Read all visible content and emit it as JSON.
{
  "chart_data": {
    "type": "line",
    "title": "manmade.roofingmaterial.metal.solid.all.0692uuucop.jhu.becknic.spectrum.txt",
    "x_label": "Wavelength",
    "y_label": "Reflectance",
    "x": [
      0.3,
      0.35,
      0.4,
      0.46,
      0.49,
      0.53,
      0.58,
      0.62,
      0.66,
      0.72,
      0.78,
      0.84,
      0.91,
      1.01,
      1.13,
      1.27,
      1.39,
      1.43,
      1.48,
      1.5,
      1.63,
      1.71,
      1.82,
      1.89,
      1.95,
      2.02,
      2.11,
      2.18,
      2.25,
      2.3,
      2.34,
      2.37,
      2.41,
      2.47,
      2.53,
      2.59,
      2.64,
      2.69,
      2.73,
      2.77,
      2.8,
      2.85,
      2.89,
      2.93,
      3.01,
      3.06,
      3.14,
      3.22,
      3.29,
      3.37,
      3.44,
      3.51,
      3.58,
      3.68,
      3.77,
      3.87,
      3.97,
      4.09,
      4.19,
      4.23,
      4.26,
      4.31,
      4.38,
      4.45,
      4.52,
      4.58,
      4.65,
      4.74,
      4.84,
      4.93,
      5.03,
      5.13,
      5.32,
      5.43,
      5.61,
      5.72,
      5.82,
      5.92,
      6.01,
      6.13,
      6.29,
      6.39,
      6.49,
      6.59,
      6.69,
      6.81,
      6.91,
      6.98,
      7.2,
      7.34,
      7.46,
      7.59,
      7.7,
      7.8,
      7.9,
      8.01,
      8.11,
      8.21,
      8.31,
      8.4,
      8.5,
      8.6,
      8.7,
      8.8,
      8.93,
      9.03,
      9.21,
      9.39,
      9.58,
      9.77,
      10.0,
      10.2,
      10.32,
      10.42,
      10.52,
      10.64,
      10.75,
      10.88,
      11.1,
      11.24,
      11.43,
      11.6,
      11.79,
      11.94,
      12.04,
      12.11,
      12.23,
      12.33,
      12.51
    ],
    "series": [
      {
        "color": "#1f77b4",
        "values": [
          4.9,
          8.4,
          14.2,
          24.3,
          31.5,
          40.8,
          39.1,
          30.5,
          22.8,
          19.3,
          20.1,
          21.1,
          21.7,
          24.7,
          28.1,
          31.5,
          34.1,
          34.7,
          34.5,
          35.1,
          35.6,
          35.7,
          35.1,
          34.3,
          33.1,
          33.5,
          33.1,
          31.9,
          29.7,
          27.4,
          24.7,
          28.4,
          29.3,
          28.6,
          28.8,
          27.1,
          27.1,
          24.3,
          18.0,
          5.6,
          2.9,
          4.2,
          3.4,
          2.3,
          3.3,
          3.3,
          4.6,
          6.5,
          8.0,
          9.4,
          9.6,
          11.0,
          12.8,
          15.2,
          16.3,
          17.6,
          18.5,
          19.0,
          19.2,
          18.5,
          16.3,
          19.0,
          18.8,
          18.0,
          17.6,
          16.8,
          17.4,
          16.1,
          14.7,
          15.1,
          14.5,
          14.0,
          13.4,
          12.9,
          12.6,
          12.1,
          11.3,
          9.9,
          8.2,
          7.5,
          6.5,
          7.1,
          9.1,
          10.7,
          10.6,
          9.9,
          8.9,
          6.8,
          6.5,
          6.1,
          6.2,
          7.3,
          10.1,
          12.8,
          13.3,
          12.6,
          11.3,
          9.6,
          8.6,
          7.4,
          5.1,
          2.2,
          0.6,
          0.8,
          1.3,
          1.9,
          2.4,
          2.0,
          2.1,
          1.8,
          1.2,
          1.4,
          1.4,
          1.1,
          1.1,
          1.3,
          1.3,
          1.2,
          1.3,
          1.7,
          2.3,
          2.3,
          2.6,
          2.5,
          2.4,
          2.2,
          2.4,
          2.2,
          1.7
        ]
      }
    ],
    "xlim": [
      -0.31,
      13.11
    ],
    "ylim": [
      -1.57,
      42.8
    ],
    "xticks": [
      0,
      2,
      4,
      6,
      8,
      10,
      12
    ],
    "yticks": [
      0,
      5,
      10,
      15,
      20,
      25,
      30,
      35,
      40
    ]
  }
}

○ ○ ○ ○ ○

WHAT IS ASKED
The records above are to be copied in full, exactly as written.

WRITTEN RESPONSE
Read all visible content and emit it as JSON.
{
  "chart_data": {
    "type": "line",
    "title": "manmade.roofingmaterial.metal.solid.all.0692uuucop.jhu.becknic.spectrum.txt",
    "x_label": "Wavelength",
    "y_label": "Reflectance",
    "x": [
      0.3,
      0.35,
      0.4,
      0.46,
      0.49,
      0.53,
      0.58,
      0.62,
      0.66,
      0.72,
      0.78,
      0.84,
      0.91,
      1.01,
      1.13,
      1.27,
      1.39,
      1.43,
      1.48,
      1.5,
      1.63,
      1.71,
      1.82,
      1.89,
      1.95,
      2.02,
      2.11,
      2.18,
      2.25,
      2.3,
      2.34,
      2.37,
      2.41,
      2.47,
      2.53,
      2.59,
      2.64,
      2.69,
      2.73,
      2.77,
      2.8,
      2.85,
      2.89,
      2.93,
      3.01,
      3.06,
      3.14,
      3.22,
      3.29,
      3.37,
      3.44,
      3.51,
      3.58,
      3.68,
      3.77,
      3.87,
      3.97,
      4.09,
      4.19,
      4.23,
      4.26,
      4.31,
      4.38,
      4.45,
      4.52,
      4.58,
      4.65,
      4.74,
      4.84,
      4.93,
      5.03,
      5.13,
      5.32,
      5.43,
      5.61,
      5.72,
      5.82,
      5.92,
      6.01,
      6.13,
      6.29,
      6.39,
      6.49,
      6.59,
      6.69,
      6.81,
      6.91,
      6.98,
      7.2,
      7.34,
      7.46,
      7.59,
      7.7,
      7.8,
      7.9,
      8.01,
      8.11,
      8.21,
      8.31,
      8.4,
      8.5,
      8.6,
      8.7,
      8.8,
      8.93,
      9.03,
      9.21,
      9.39,
      9.58,
      9.77,
      10.0,
      10.2,
      10.32,
      10.42,
      10.52,
      10.64,
      10.75,
      10.88,
      11.1,
      11.24,
      11.43,
      11.6,
      11.79,
      11.94,
      12.04,
      12.11,
      12.23,
      12.33,
      12.51
    ],
    "series": [
      {
        "color": "#1f77b4",
        "values": [
          4.9,
          8.4,
          14.2,
          24.3,
          31.5,
          40.8,
          39.1,
          30.5,
          22.8,
          19.3,
          20.1,
          21.1,
          21.7,
          24.7,
          28.1,
          31.5,
          34.1,
          34.7,
          34.5,
          35.1,
          35.6,
          35.7,
          35.1,
          34.3,
          33.1,
          33.5,
          33.1,
          31.9,
          29.7,
          27.4,
          24.7,
          28.4,
          29.3,
          28.6,
          28.8,
          27.1,
          27.1,
          24.3,
          18.0,
          5.6,
          2.9,
          4.2,
          3.4,
          2.3,
          3.3,
          3.3,
          4.6,
          6.5,
          8.0,
          9.4,
          9.6,
          11.0,
          12.8,
          15.2,
          16.3,
          17.6,
          18.5,
          19.0,
          19.2,
          18.5,
          16.3,
          19.0,
          18.8,
          18.0,
          17.6,
          16.8,
          17.4,
          16.1,
          14.7,
          15.1,
          14.5,
          14.0,
          13.4,
          12.9,
          12.6,
          12.1,
          11.3,
          9.9,
          8.2,
          7.5,
          6.5,
          7.1,
          9.1,
          10.7,
          10.6,
          9.9,
          8.9,
          6.8,
          6.5,
          6.1,
          6.2,
          7.3,
          10.1,
          12.8,
          13.3,
          12.6,
          11.3,
          9.6,
          8.6,
          7.4,
          5.1,
          2.2,
          0.6,
          0.8,
          1.3,
          1.9,
          2.4,
          2.0,
          2.1,
          1.8,
          1.2,
          1.4,
          1.4,
          1.1,
          1.1,
          1.3,
          1.3,
          1.2,
          1.3,
          1.7,
          2.3,
          2.3,
          2.6,
          2.5,
          2.4,
          2.2,
          2.4,
          2.2,
          1.7
        ]
      }
    ],
    "xlim": [
      -0.31,
      13.11
    ],
    "ylim": [
      -1.57,
      42.8
    ],
    "xticks": [
      0,
      2,
      4,
      6,
      8,
      10,
      12
    ],
    "yticks": [
      0,
      5,
      10,
      15,
      20,
      25,
      30,
      35,
      40
    ]
  }
}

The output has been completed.